--- START OF Data shown ---
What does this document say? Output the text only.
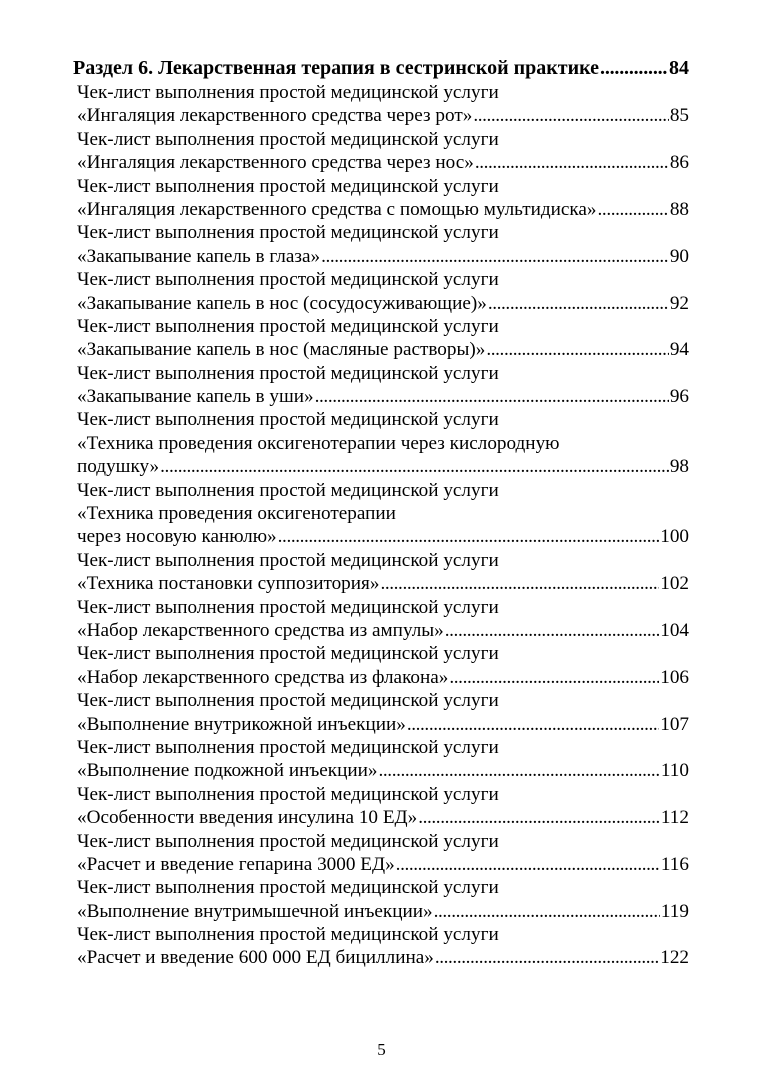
Раздел 6. Лекарственная терапия в сестринской практике . . .	84
Чек-лист выполнения простой медицинской услуги
«Ингаляция лекарственного средства через рот» . . .	85
Чек-лист выполнения простой медицинской услуги
«Ингаляция лекарственного средства через нос» . . .	86
Чек-лист выполнения простой медицинской услуги
«Ингаляция лекарственного средства с помощью мультидиска» . . .	88
Чек-лист выполнения простой медицинской услуги
«Закапывание капель в глаза» . . .	90
Чек-лист выполнения простой медицинской услуги
«Закапывание капель в нос (сосудосуживающие)» . . .	92
Чек-лист выполнения простой медицинской услуги
«Закапывание капель в нос (масляные растворы)» . . .	94
Чек-лист выполнения простой медицинской услуги
«Закапывание капель в уши» . . .	96
Чек-лист выполнения простой медицинской услуги
«Техника проведения оксигенотерапии через кислородную
подушку» . . .	98
Чек-лист выполнения простой медицинской услуги
«Техника проведения оксигенотерапии
через носовую канюлю» . . .	100
Чек-лист выполнения простой медицинской услуги
«Техника постановки суппозитория» . . .	102
Чек-лист выполнения простой медицинской услуги
«Набор лекарственного средства из ампулы» . . .	104
Чек-лист выполнения простой медицинской услуги
«Набор лекарственного средства из флакона» . . .	106
Чек-лист выполнения простой медицинской услуги
«Выполнение внутрикожной инъекции» . . .	107
Чек-лист выполнения простой медицинской услуги
«Выполнение подкожной инъекции» . . .	110
Чек-лист выполнения простой медицинской услуги
«Особенности введения инсулина 10 ЕД» . . .	112
Чек-лист выполнения простой медицинской услуги
«Расчет и введение гепарина 3000 ЕД» . . .	116
Чек-лист выполнения простой медицинской услуги
«Выполнение внутримышечной инъекции» . . .	119
Чек-лист выполнения простой медицинской услуги
«Расчет и введение 600 000 ЕД бициллина» . . .	122
5
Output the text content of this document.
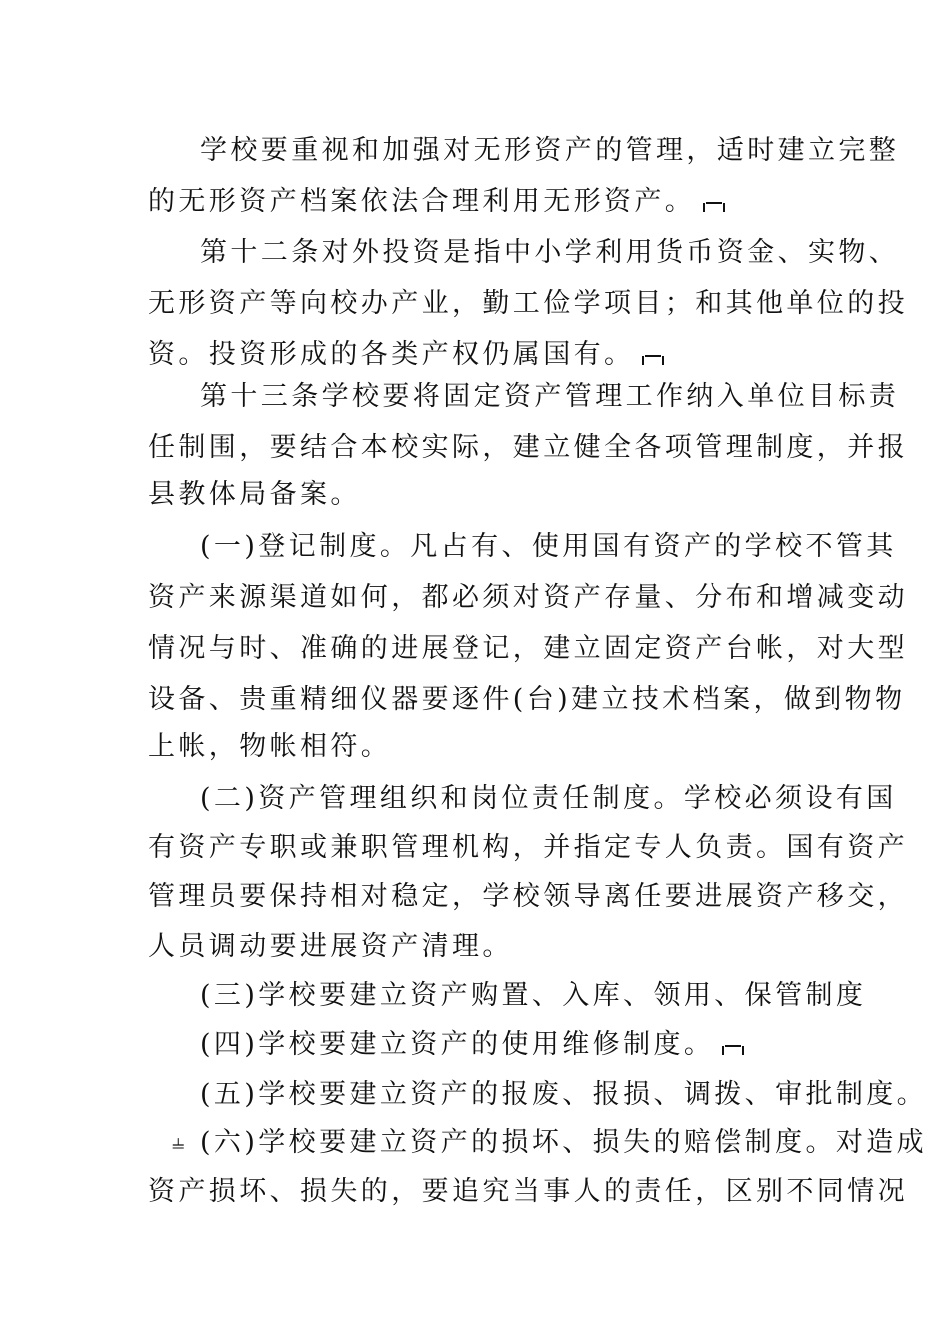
学校要重视和加强对无形资产的管理，适时建立完整
的无形资产档案依法合理利用无形资产。
第十二条对外投资是指中小学利用货币资金、实物、
无形资产等向校办产业，勤工俭学项目；和其他单位的投
资。投资形成的各类产权仍属国有。
第十三条学校要将固定资产管理工作纳入单位目标责
任制围，要结合本校实际，建立健全各项管理制度，并报
县教体局备案。
(一)登记制度。凡占有、使用国有资产的学校不管其
资产来源渠道如何，都必须对资产存量、分布和增减变动
情况与时、准确的进展登记，建立固定资产台帐，对大型
设备、贵重精细仪器要逐件(台)建立技术档案，做到物物
上帐，物帐相符。
(二)资产管理组织和岗位责任制度。学校必须设有国
有资产专职或兼职管理机构，并指定专人负责。国有资产
管理员要保持相对稳定，学校领导离任要进展资产移交，
人员调动要进展资产清理。
(三)学校要建立资产购置、入库、领用、保管制度
(四)学校要建立资产的使用维修制度。
(五)学校要建立资产的报废、报损、调拨、审批制度。
⫨ (六)学校要建立资产的损坏、损失的赔偿制度。对造成
资产损坏、损失的，要追究当事人的责任，区别不同情况
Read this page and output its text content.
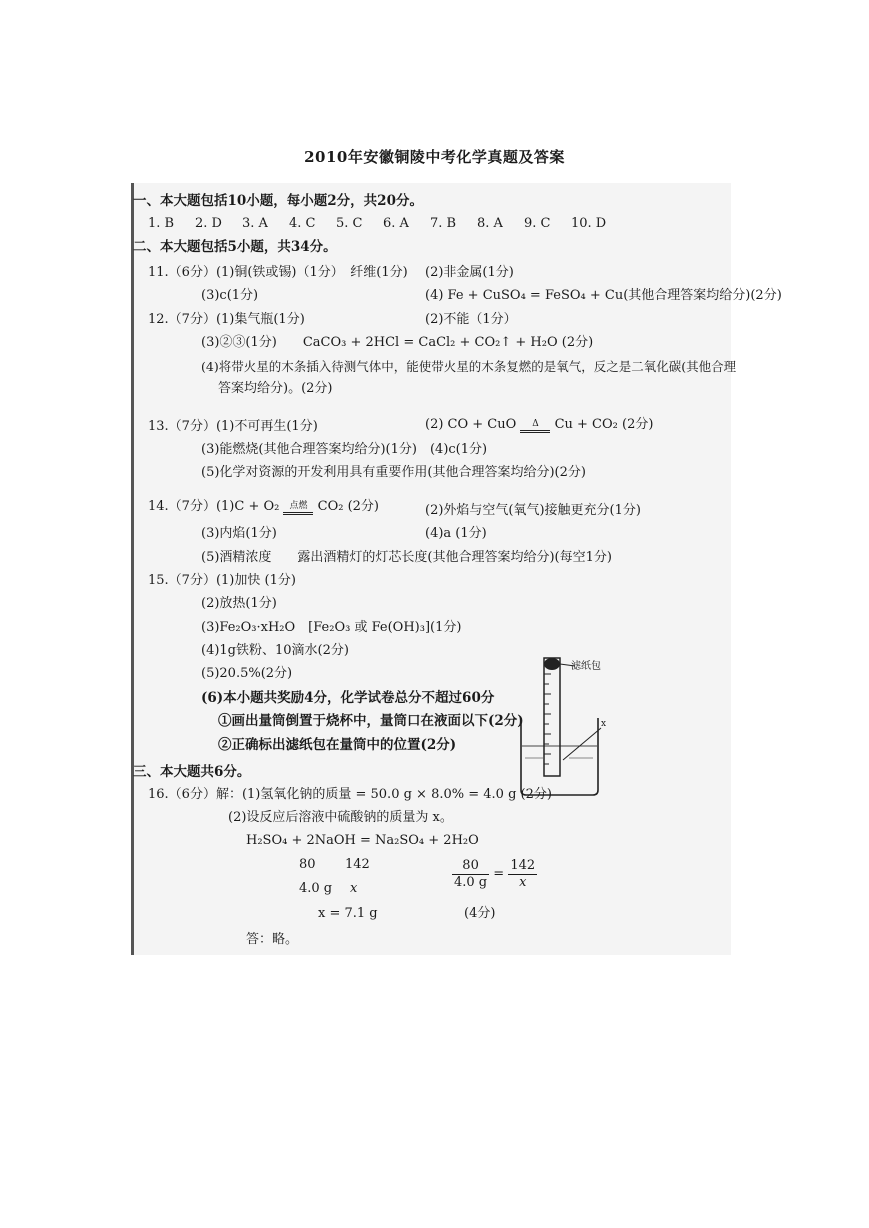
2010年安徽铜陵中考化学真题及答案
一、本大题包括10小题，每小题2分，共20分。
1. B 2. D 3. A 4. C 5. C 6. A 7. B 8. A 9. C 10. D
二、本大题包括5小题，共34分。
11.（6分）(1)铜(铁或锡)（1分）　纤维(1分) (2)非金属(1分)
(3)c(1分)	(4) Fe + CuSO₄ = FeSO₄ + Cu(其他合理答案均给分)(2分)
12.（7分）(1)集气瓶(1分)	(2)不能（1分）
(3)②③(1分)　　CaCO₃ + 2HCl = CaCl₂ + CO₂↑ + H₂O (2分)
(4)将带火星的木条插入待测气体中，能使带火星的木条复燃的是氧气，反之是二氧化碳(其他合理
答案均给分)。(2分)
13.（7分）(1)不可再生(1分)	(2) CO + CuO Δ Cu + CO₂ (2分)
(3)能燃烧(其他合理答案均给分)(1分)　(4)c(1分)
(5)化学对资源的开发利用具有重要作用(其他合理答案均给分)(2分)
14.（7分）(1)C + O₂ 点燃 CO₂ (2分)	(2)外焰与空气(氧气)接触更充分(1分)
(3)内焰(1分)	(4)a (1分)
(5)酒精浓度　　露出酒精灯的灯芯长度(其他合理答案均给分)(每空1分)
15.（7分）(1)加快 (1分)
(2)放热(1分)
(3)Fe₂O₃·xH₂O　[Fe₂O₃ 或 Fe(OH)₃](1分)
(4)1g铁粉、10滴水(2分)
(5)20.5%(2分)
(6)本小题共奖励4分，化学试卷总分不超过60分
①画出量筒倒置于烧杯中，量筒口在液面以下(2分)
②正确标出滤纸包在量筒中的位置(2分)
x
滤纸包
三、本大题共6分。
16.（6分）解：(1)氢氧化钠的质量 = 50.0 g × 8.0% = 4.0 g (2分)
(2)设反应后溶液中硫酸钠的质量为 x。
H₂SO₄ + 2NaOH = Na₂SO₄ + 2H₂O
80 142
4.0 g x	$\frac{80}{4.0 g} = \frac{142}{x}$
x = 7.1 g	(4分)
答：略。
--- END OF Data shown ---
Without the pictures, output the full listing exactly as it stands.

What does this document say? Output the text only.
Раздел 6. Лекарственная терапия в сестринской практике . . .	84
Чек-лист выполнения простой медицинской услуги
«Ингаляция лекарственного средства через рот» . . .	85
Чек-лист выполнения простой медицинской услуги
«Ингаляция лекарственного средства через нос» . . .	86
Чек-лист выполнения простой медицинской услуги
«Ингаляция лекарственного средства с помощью мультидиска» . . .	88
Чек-лист выполнения простой медицинской услуги
«Закапывание капель в глаза» . . .	90
Чек-лист выполнения простой медицинской услуги
«Закапывание капель в нос (сосудосуживающие)» . . .	92
Чек-лист выполнения простой медицинской услуги
«Закапывание капель в нос (масляные растворы)» . . .	94
Чек-лист выполнения простой медицинской услуги
«Закапывание капель в уши» . . .	96
Чек-лист выполнения простой медицинской услуги
«Техника проведения оксигенотерапии через кислородную
подушку» . . .	98
Чек-лист выполнения простой медицинской услуги
«Техника проведения оксигенотерапии
через носовую канюлю» . . .	100
Чек-лист выполнения простой медицинской услуги
«Техника постановки суппозитория» . . .	102
Чек-лист выполнения простой медицинской услуги
«Набор лекарственного средства из ампулы» . . .	104
Чек-лист выполнения простой медицинской услуги
«Набор лекарственного средства из флакона» . . .	106
Чек-лист выполнения простой медицинской услуги
«Выполнение внутрикожной инъекции» . . .	107
Чек-лист выполнения простой медицинской услуги
«Выполнение подкожной инъекции» . . .	110
Чек-лист выполнения простой медицинской услуги
«Особенности введения инсулина 10 ЕД» . . .	112
Чек-лист выполнения простой медицинской услуги
«Расчет и введение гепарина 3000 ЕД» . . .	116
Чек-лист выполнения простой медицинской услуги
«Выполнение внутримышечной инъекции» . . .	119
Чек-лист выполнения простой медицинской услуги
«Расчет и введение 600 000 ЕД бициллина» . . .	122
5
Output the text content of this document.
学校要重视和加强对无形资产的管理，适时建立完整
的无形资产档案依法合理利用无形资产。
第十二条对外投资是指中小学利用货币资金、实物、
无形资产等向校办产业，勤工俭学项目；和其他单位的投
资。投资形成的各类产权仍属国有。
第十三条学校要将固定资产管理工作纳入单位目标责
任制围，要结合本校实际，建立健全各项管理制度，并报
县教体局备案。
(一)登记制度。凡占有、使用国有资产的学校不管其
资产来源渠道如何，都必须对资产存量、分布和增减变动
情况与时、准确的进展登记，建立固定资产台帐，对大型
设备、贵重精细仪器要逐件(台)建立技术档案，做到物物
上帐，物帐相符。
(二)资产管理组织和岗位责任制度。学校必须设有国
有资产专职或兼职管理机构，并指定专人负责。国有资产
管理员要保持相对稳定，学校领导离任要进展资产移交，
人员调动要进展资产清理。
(三)学校要建立资产购置、入库、领用、保管制度
(四)学校要建立资产的使用维修制度。
(五)学校要建立资产的报废、报损、调拨、审批制度。
⫨ (六)学校要建立资产的损坏、损失的赔偿制度。对造成
资产损坏、损失的，要追究当事人的责任，区别不同情况
Read this page and output its text content.
2010年安徽铜陵中考化学真题及答案
一、本大题包括10小题，每小题2分，共20分。
1. B 2. D 3. A 4. C 5. C 6. A 7. B 8. A 9. C 10. D
二、本大题包括5小题，共34分。
11.（6分）(1)铜(铁或锡)（1分）　纤维(1分) (2)非金属(1分)
(3)c(1分)	(4) Fe + CuSO₄ = FeSO₄ + Cu(其他合理答案均给分)(2分)
12.（7分）(1)集气瓶(1分)	(2)不能（1分）
(3)②③(1分)　　CaCO₃ + 2HCl = CaCl₂ + CO₂↑ + H₂O (2分)
(4)将带火星的木条插入待测气体中，能使带火星的木条复燃的是氧气，反之是二氧化碳(其他合理
答案均给分)。(2分)
13.（7分）(1)不可再生(1分)	(2) CO + CuO Δ Cu + CO₂ (2分)
(3)能燃烧(其他合理答案均给分)(1分)　(4)c(1分)
(5)化学对资源的开发利用具有重要作用(其他合理答案均给分)(2分)
14.（7分）(1)C + O₂ 点燃 CO₂ (2分)	(2)外焰与空气(氧气)接触更充分(1分)
(3)内焰(1分)	(4)a (1分)
(5)酒精浓度　　露出酒精灯的灯芯长度(其他合理答案均给分)(每空1分)
15.（7分）(1)加快 (1分)
(2)放热(1分)
(3)Fe₂O₃·xH₂O　[Fe₂O₃ 或 Fe(OH)₃](1分)
(4)1g铁粉、10滴水(2分)
(5)20.5%(2分)
(6)本小题共奖励4分，化学试卷总分不超过60分
①画出量筒倒置于烧杯中，量筒口在液面以下(2分)
②正确标出滤纸包在量筒中的位置(2分)
x
滤纸包
三、本大题共6分。
16.（6分）解：(1)氢氧化钠的质量 = 50.0 g × 8.0% = 4.0 g (2分)
(2)设反应后溶液中硫酸钠的质量为 x。
H₂SO₄ + 2NaOH = Na₂SO₄ + 2H₂O
80 142
4.0 g x	$\frac{80}{4.0 g} = \frac{142}{x}$
x = 7.1 g	(4分)
答：略。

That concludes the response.